▶ [DIRECTIONS FOR THIS TASK]: Copy out every line in which the string "zpěvy" occurs.

— START —

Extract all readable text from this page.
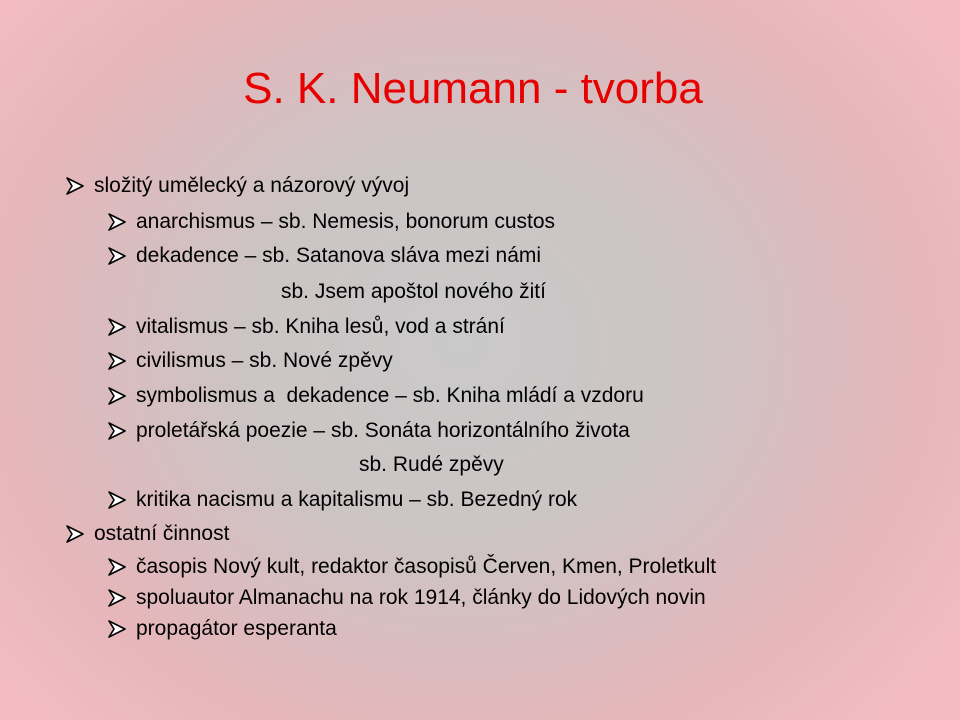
S. K. Neumann - tvorba
složitý umělecký a názorový vývoj
anarchismus – sb. Nemesis, bonorum custos
dekadence – sb. Satanova sláva mezi námi
sb. Jsem apoštol nového žití
vitalismus – sb. Kniha lesů, vod a strání
civilismus – sb. Nové zpěvy
symbolismus a  dekadence – sb. Kniha mládí a vzdoru
proletářská poezie – sb. Sonáta horizontálního života
sb. Rudé zpěvy
kritika nacismu a kapitalismu – sb. Bezedný rok
ostatní činnost
časopis Nový kult, redaktor časopisů Červen, Kmen, Proletkult
spoluautor Almanachu na rok 1914, články do Lidových novin
propagátor esperanta
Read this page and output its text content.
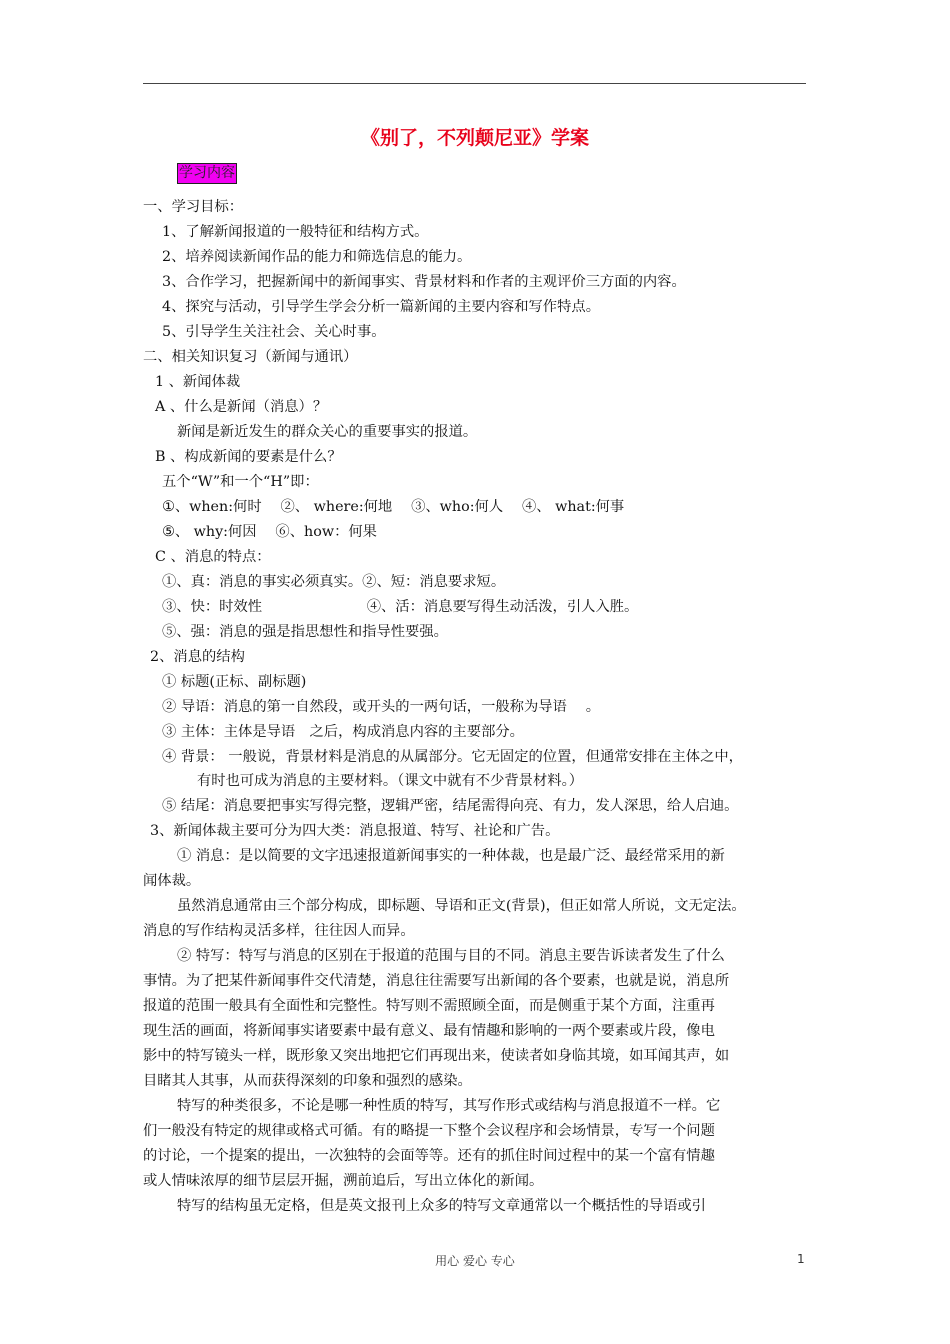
《别了，不列颠尼亚》学案
学习内容
一、学习目标：
1、了解新闻报道的一般特征和结构方式。
2、培养阅读新闻作品的能力和筛选信息的能力。
3、合作学习，把握新闻中的新闻事实、背景材料和作者的主观评价三方面的内容。
4、探究与活动，引导学生学会分析一篇新闻的主要内容和写作特点。
5、引导学生关注社会、关心时事。
二、相关知识复习（新闻与通讯）
1 、新闻体裁
A 、什么是新闻（消息）？
新闻是新近发生的群众关心的重要事实的报道。
B 、构成新闻的要素是什么？
五个“W”和一个“H”即：
①、when:何时　 ②、 where:何地　 ③、who:何人　 ④、 what:何事
⑤、 why:何因　 ⑥、how：何果
C 、消息的特点：
①、真：消息的事实必须真实。②、短：消息要求短。
③、快：时效性　　　　　　　 ④、活：消息要写得生动活泼，引人入胜。
⑤、强：消息的强是指思想性和指导性要强。
2、消息的结构
① 标题(正标、副标题)
② 导语：消息的第一自然段，或开头的一两句话，一般称为导语　 。
③ 主体：主体是导语　之后，构成消息内容的主要部分。
④ 背景： 一般说，背景材料是消息的从属部分。它无固定的位置，但通常安排在主体之中，
有时也可成为消息的主要材料。（课文中就有不少背景材料。）
⑤ 结尾：消息要把事实写得完整，逻辑严密，结尾需得向亮、有力，发人深思，给人启迪。
3、新闻体裁主要可分为四大类：消息报道、特写、社论和广告。
① 消息：是以简要的文字迅速报道新闻事实的一种体裁，也是最广泛、最经常采用的新
闻体裁。
虽然消息通常由三个部分构成，即标题、导语和正文(背景)，但正如常人所说，文无定法。
消息的写作结构灵活多样，往往因人而异。
② 特写：特写与消息的区别在于报道的范围与目的不同。消息主要告诉读者发生了什么
事情。为了把某件新闻事件交代清楚，消息往往需要写出新闻的各个要素，也就是说，消息所
报道的范围一般具有全面性和完整性。特写则不需照顾全面，而是侧重于某个方面，注重再
现生活的画面，将新闻事实诸要素中最有意义、最有情趣和影响的一两个要素或片段，像电
影中的特写镜头一样，既形象又突出地把它们再现出来，使读者如身临其境，如耳闻其声，如
目睹其人其事，从而获得深刻的印象和强烈的感染。
特写的种类很多，不论是哪一种性质的特写，其写作形式或结构与消息报道不一样。它
们一般没有特定的规律或格式可循。有的略提一下整个会议程序和会场情景，专写一个问题
的讨论，一个提案的提出，一次独特的会面等等。还有的抓住时间过程中的某一个富有情趣
或人情味浓厚的细节层层开掘，溯前追后，写出立体化的新闻。
特写的结构虽无定格，但是英文报刊上众多的特写文章通常以一个概括性的导语或引
用心 爱心 专心	1
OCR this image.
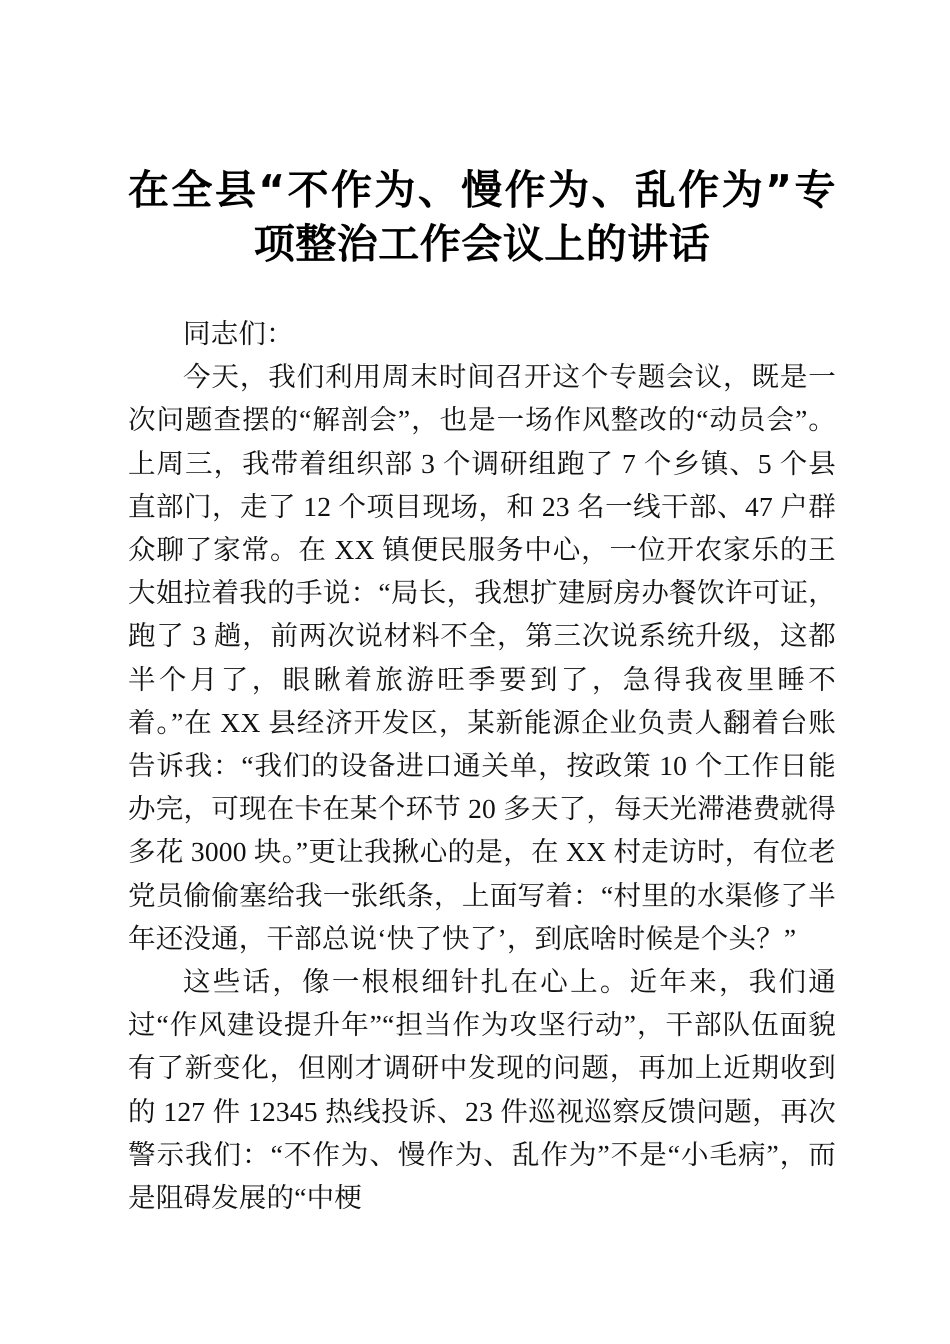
在全县“不作为、慢作为、乱作为”专
项整治工作会议上的讲话

同志们：

今天，我们利用周末时间召开这个专题会议，既是一次问题查摆的“解剖会”，也是一场作风整改的“动员会”。上周三，我带着组织部 3 个调研组跑了 7 个乡镇、5 个县直部门，走了 12 个项目现场，和 23 名一线干部、47 户群众聊了家常。在 XX 镇便民服务中心，一位开农家乐的王大姐拉着我的手说：“局长，我想扩建厨房办餐饮许可证，跑了 3 趟，前两次说材料不全，第三次说系统升级，这都半个月了，眼瞅着旅游旺季要到了，急得我夜里睡不着。”在 XX 县经济开发区，某新能源企业负责人翻着台账告诉我：“我们的设备进口通关单，按政策 10 个工作日能办完，可现在卡在某个环节 20 多天了，每天光滞港费就得多花 3000 块。”更让我揪心的是，在 XX 村走访时，有位老党员偷偷塞给我一张纸条，上面写着：“村里的水渠修了半年还没通，干部总说‘快了快了’，到底啥时候是个头？”

这些话，像一根根细针扎在心上。近年来，我们通过“作风建设提升年”“担当作为攻坚行动”，干部队伍面貌有了新变化，但刚才调研中发现的问题，再加上近期收到的 127 件 12345 热线投诉、23 件巡视巡察反馈问题，再次警示我们：“不作为、慢作为、乱作为”不是“小毛病”，而是阻碍发展的“中梗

— END —

▶ [THE RESULT]:
civilismus – sb. Nové zpěvy
sb. Rudé zpěvy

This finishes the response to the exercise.